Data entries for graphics
'''

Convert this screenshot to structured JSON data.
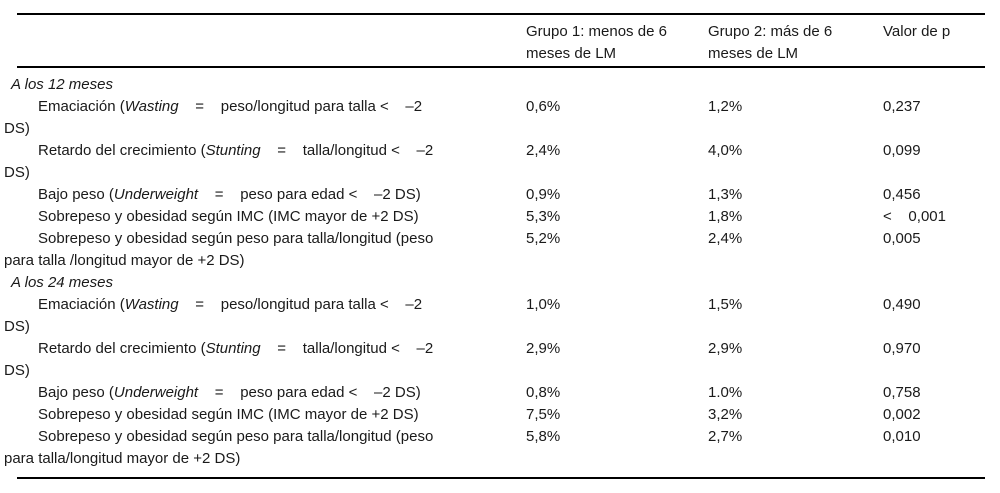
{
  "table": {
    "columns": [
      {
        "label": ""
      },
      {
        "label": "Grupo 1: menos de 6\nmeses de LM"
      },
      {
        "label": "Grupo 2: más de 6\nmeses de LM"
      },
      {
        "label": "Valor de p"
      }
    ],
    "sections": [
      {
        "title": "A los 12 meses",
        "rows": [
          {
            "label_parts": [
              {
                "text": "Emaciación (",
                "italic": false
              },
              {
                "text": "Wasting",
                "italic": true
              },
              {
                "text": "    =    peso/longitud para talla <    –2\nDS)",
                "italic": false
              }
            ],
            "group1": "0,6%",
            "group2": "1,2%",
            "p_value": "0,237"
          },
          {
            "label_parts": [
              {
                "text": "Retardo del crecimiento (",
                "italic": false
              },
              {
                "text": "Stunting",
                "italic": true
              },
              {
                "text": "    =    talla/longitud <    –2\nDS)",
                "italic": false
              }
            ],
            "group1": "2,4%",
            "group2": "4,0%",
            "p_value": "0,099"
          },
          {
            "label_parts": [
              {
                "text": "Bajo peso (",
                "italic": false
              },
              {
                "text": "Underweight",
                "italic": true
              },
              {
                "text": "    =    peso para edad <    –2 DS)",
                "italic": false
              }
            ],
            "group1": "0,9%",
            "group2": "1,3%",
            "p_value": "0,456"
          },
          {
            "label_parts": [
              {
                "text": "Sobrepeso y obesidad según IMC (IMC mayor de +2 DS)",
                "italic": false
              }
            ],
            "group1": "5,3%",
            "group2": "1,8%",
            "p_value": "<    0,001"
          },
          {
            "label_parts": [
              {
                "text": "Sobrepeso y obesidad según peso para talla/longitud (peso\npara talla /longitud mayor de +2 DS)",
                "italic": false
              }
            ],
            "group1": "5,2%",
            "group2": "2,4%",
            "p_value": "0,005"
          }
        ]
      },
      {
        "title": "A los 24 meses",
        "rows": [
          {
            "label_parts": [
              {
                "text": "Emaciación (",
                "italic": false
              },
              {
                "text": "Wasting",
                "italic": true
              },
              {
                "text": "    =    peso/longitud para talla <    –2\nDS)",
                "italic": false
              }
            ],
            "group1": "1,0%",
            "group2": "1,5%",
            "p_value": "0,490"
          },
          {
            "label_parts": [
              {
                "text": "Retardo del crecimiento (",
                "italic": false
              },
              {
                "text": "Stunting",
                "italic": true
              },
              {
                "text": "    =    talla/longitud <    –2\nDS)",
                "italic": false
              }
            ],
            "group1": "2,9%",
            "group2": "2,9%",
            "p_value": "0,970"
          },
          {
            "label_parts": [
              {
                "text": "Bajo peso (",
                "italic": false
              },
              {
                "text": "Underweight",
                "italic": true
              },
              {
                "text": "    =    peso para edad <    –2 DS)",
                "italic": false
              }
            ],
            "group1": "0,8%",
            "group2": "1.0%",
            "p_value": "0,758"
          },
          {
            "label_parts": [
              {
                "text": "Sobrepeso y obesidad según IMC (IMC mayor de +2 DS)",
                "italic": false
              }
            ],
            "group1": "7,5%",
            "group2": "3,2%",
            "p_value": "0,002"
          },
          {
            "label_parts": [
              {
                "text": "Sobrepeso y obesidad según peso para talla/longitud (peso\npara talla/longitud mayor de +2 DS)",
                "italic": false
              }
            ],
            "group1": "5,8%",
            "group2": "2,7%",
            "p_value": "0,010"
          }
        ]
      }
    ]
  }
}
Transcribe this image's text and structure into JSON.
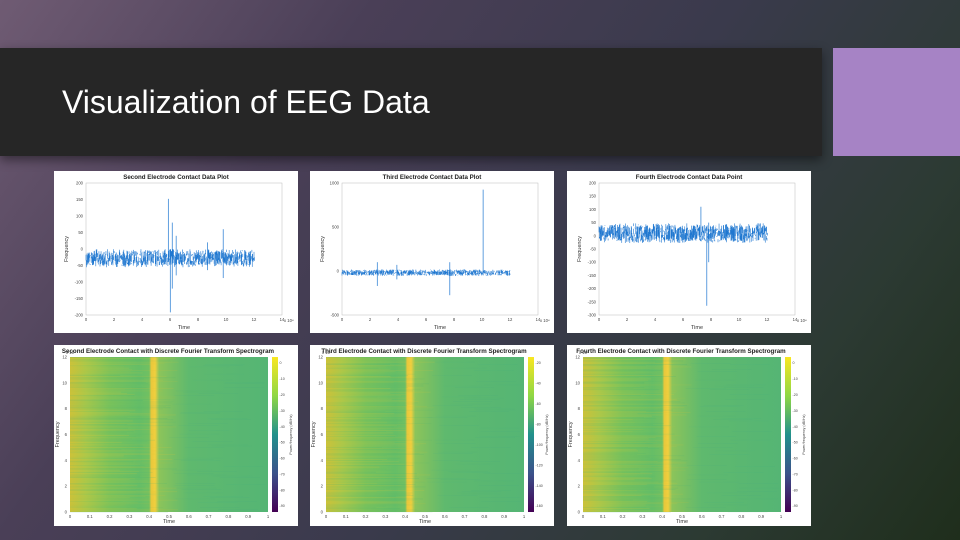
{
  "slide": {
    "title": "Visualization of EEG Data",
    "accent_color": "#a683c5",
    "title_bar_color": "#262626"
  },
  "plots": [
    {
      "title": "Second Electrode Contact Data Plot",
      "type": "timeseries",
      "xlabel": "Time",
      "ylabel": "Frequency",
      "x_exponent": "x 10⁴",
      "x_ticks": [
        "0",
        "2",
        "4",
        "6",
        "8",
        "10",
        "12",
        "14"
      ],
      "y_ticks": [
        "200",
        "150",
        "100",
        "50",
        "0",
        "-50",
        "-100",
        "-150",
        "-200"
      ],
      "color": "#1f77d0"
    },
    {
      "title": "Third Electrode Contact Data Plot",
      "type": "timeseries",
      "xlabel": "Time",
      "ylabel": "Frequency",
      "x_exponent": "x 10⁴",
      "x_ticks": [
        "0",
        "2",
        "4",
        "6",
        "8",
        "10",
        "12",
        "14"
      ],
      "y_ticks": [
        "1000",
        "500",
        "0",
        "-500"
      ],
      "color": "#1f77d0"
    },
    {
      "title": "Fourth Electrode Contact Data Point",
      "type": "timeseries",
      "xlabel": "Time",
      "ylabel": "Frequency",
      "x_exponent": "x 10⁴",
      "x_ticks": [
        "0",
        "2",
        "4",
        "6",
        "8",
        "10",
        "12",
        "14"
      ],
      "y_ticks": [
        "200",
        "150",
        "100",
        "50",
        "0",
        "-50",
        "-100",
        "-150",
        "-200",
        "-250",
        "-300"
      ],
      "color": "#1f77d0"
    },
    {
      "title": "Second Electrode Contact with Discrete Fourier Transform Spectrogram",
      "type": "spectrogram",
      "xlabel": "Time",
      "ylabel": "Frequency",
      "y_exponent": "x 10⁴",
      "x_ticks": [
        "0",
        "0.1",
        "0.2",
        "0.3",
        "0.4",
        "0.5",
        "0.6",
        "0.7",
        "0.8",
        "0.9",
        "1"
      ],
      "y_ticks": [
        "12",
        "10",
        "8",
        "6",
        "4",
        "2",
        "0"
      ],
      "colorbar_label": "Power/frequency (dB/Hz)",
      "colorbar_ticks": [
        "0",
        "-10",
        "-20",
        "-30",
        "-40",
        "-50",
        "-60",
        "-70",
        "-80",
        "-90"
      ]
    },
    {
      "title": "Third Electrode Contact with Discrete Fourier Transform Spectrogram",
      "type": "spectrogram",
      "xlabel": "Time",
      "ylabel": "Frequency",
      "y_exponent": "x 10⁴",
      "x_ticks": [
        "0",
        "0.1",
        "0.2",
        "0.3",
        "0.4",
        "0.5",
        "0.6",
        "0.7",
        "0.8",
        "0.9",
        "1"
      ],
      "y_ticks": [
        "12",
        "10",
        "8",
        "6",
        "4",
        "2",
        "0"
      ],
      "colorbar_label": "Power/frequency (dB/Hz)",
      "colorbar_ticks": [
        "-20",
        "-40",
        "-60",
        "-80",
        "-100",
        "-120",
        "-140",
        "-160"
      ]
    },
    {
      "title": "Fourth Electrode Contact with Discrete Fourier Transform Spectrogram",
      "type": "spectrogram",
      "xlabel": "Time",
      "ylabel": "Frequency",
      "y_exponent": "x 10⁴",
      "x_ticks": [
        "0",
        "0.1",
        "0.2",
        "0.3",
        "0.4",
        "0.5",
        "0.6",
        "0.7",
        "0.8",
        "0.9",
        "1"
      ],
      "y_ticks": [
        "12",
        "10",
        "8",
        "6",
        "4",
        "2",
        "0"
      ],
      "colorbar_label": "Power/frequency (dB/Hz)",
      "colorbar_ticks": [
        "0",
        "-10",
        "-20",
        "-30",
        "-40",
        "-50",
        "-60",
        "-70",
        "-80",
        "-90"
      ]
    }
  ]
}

'''

» What is expected: Repeat each line of the records above exactly, but do not copy the pictures.

» Solution below:
Convert this screenshot to structured JSON data.
{
  "table": {
    "columns": [
      {
        "label": ""
      },
      {
        "label": "Grupo 1: menos de 6\nmeses de LM"
      },
      {
        "label": "Grupo 2: más de 6\nmeses de LM"
      },
      {
        "label": "Valor de p"
      }
    ],
    "sections": [
      {
        "title": "A los 12 meses",
        "rows": [
          {
            "label_parts": [
              {
                "text": "Emaciación (",
                "italic": false
              },
              {
                "text": "Wasting",
                "italic": true
              },
              {
                "text": "    =    peso/longitud para talla <    –2\nDS)",
                "italic": false
              }
            ],
            "group1": "0,6%",
            "group2": "1,2%",
            "p_value": "0,237"
          },
          {
            "label_parts": [
              {
                "text": "Retardo del crecimiento (",
                "italic": false
              },
              {
                "text": "Stunting",
                "italic": true
              },
              {
                "text": "    =    talla/longitud <    –2\nDS)",
                "italic": false
              }
            ],
            "group1": "2,4%",
            "group2": "4,0%",
            "p_value": "0,099"
          },
          {
            "label_parts": [
              {
                "text": "Bajo peso (",
                "italic": false
              },
              {
                "text": "Underweight",
                "italic": true
              },
              {
                "text": "    =    peso para edad <    –2 DS)",
                "italic": false
              }
            ],
            "group1": "0,9%",
            "group2": "1,3%",
            "p_value": "0,456"
          },
          {
            "label_parts": [
              {
                "text": "Sobrepeso y obesidad según IMC (IMC mayor de +2 DS)",
                "italic": false
              }
            ],
            "group1": "5,3%",
            "group2": "1,8%",
            "p_value": "<    0,001"
          },
          {
            "label_parts": [
              {
                "text": "Sobrepeso y obesidad según peso para talla/longitud (peso\npara talla /longitud mayor de +2 DS)",
                "italic": false
              }
            ],
            "group1": "5,2%",
            "group2": "2,4%",
            "p_value": "0,005"
          }
        ]
      },
      {
        "title": "A los 24 meses",
        "rows": [
          {
            "label_parts": [
              {
                "text": "Emaciación (",
                "italic": false
              },
              {
                "text": "Wasting",
                "italic": true
              },
              {
                "text": "    =    peso/longitud para talla <    –2\nDS)",
                "italic": false
              }
            ],
            "group1": "1,0%",
            "group2": "1,5%",
            "p_value": "0,490"
          },
          {
            "label_parts": [
              {
                "text": "Retardo del crecimiento (",
                "italic": false
              },
              {
                "text": "Stunting",
                "italic": true
              },
              {
                "text": "    =    talla/longitud <    –2\nDS)",
                "italic": false
              }
            ],
            "group1": "2,9%",
            "group2": "2,9%",
            "p_value": "0,970"
          },
          {
            "label_parts": [
              {
                "text": "Bajo peso (",
                "italic": false
              },
              {
                "text": "Underweight",
                "italic": true
              },
              {
                "text": "    =    peso para edad <    –2 DS)",
                "italic": false
              }
            ],
            "group1": "0,8%",
            "group2": "1.0%",
            "p_value": "0,758"
          },
          {
            "label_parts": [
              {
                "text": "Sobrepeso y obesidad según IMC (IMC mayor de +2 DS)",
                "italic": false
              }
            ],
            "group1": "7,5%",
            "group2": "3,2%",
            "p_value": "0,002"
          },
          {
            "label_parts": [
              {
                "text": "Sobrepeso y obesidad según peso para talla/longitud (peso\npara talla/longitud mayor de +2 DS)",
                "italic": false
              }
            ],
            "group1": "5,8%",
            "group2": "2,7%",
            "p_value": "0,010"
          }
        ]
      }
    ]
  }
}
Transcribe this image's text and structure into JSON.
{
  "slide": {
    "title": "Visualization of EEG Data",
    "accent_color": "#a683c5",
    "title_bar_color": "#262626"
  },
  "plots": [
    {
      "title": "Second Electrode Contact Data Plot",
      "type": "timeseries",
      "xlabel": "Time",
      "ylabel": "Frequency",
      "x_exponent": "x 10⁴",
      "x_ticks": [
        "0",
        "2",
        "4",
        "6",
        "8",
        "10",
        "12",
        "14"
      ],
      "y_ticks": [
        "200",
        "150",
        "100",
        "50",
        "0",
        "-50",
        "-100",
        "-150",
        "-200"
      ],
      "color": "#1f77d0"
    },
    {
      "title": "Third Electrode Contact Data Plot",
      "type": "timeseries",
      "xlabel": "Time",
      "ylabel": "Frequency",
      "x_exponent": "x 10⁴",
      "x_ticks": [
        "0",
        "2",
        "4",
        "6",
        "8",
        "10",
        "12",
        "14"
      ],
      "y_ticks": [
        "1000",
        "500",
        "0",
        "-500"
      ],
      "color": "#1f77d0"
    },
    {
      "title": "Fourth Electrode Contact Data Point",
      "type": "timeseries",
      "xlabel": "Time",
      "ylabel": "Frequency",
      "x_exponent": "x 10⁴",
      "x_ticks": [
        "0",
        "2",
        "4",
        "6",
        "8",
        "10",
        "12",
        "14"
      ],
      "y_ticks": [
        "200",
        "150",
        "100",
        "50",
        "0",
        "-50",
        "-100",
        "-150",
        "-200",
        "-250",
        "-300"
      ],
      "color": "#1f77d0"
    },
    {
      "title": "Second Electrode Contact with Discrete Fourier Transform Spectrogram",
      "type": "spectrogram",
      "xlabel": "Time",
      "ylabel": "Frequency",
      "y_exponent": "x 10⁴",
      "x_ticks": [
        "0",
        "0.1",
        "0.2",
        "0.3",
        "0.4",
        "0.5",
        "0.6",
        "0.7",
        "0.8",
        "0.9",
        "1"
      ],
      "y_ticks": [
        "12",
        "10",
        "8",
        "6",
        "4",
        "2",
        "0"
      ],
      "colorbar_label": "Power/frequency (dB/Hz)",
      "colorbar_ticks": [
        "0",
        "-10",
        "-20",
        "-30",
        "-40",
        "-50",
        "-60",
        "-70",
        "-80",
        "-90"
      ]
    },
    {
      "title": "Third Electrode Contact with Discrete Fourier Transform Spectrogram",
      "type": "spectrogram",
      "xlabel": "Time",
      "ylabel": "Frequency",
      "y_exponent": "x 10⁴",
      "x_ticks": [
        "0",
        "0.1",
        "0.2",
        "0.3",
        "0.4",
        "0.5",
        "0.6",
        "0.7",
        "0.8",
        "0.9",
        "1"
      ],
      "y_ticks": [
        "12",
        "10",
        "8",
        "6",
        "4",
        "2",
        "0"
      ],
      "colorbar_label": "Power/frequency (dB/Hz)",
      "colorbar_ticks": [
        "-20",
        "-40",
        "-60",
        "-80",
        "-100",
        "-120",
        "-140",
        "-160"
      ]
    },
    {
      "title": "Fourth Electrode Contact with Discrete Fourier Transform Spectrogram",
      "type": "spectrogram",
      "xlabel": "Time",
      "ylabel": "Frequency",
      "y_exponent": "x 10⁴",
      "x_ticks": [
        "0",
        "0.1",
        "0.2",
        "0.3",
        "0.4",
        "0.5",
        "0.6",
        "0.7",
        "0.8",
        "0.9",
        "1"
      ],
      "y_ticks": [
        "12",
        "10",
        "8",
        "6",
        "4",
        "2",
        "0"
      ],
      "colorbar_label": "Power/frequency (dB/Hz)",
      "colorbar_ticks": [
        "0",
        "-10",
        "-20",
        "-30",
        "-40",
        "-50",
        "-60",
        "-70",
        "-80",
        "-90"
      ]
    }
  ]
}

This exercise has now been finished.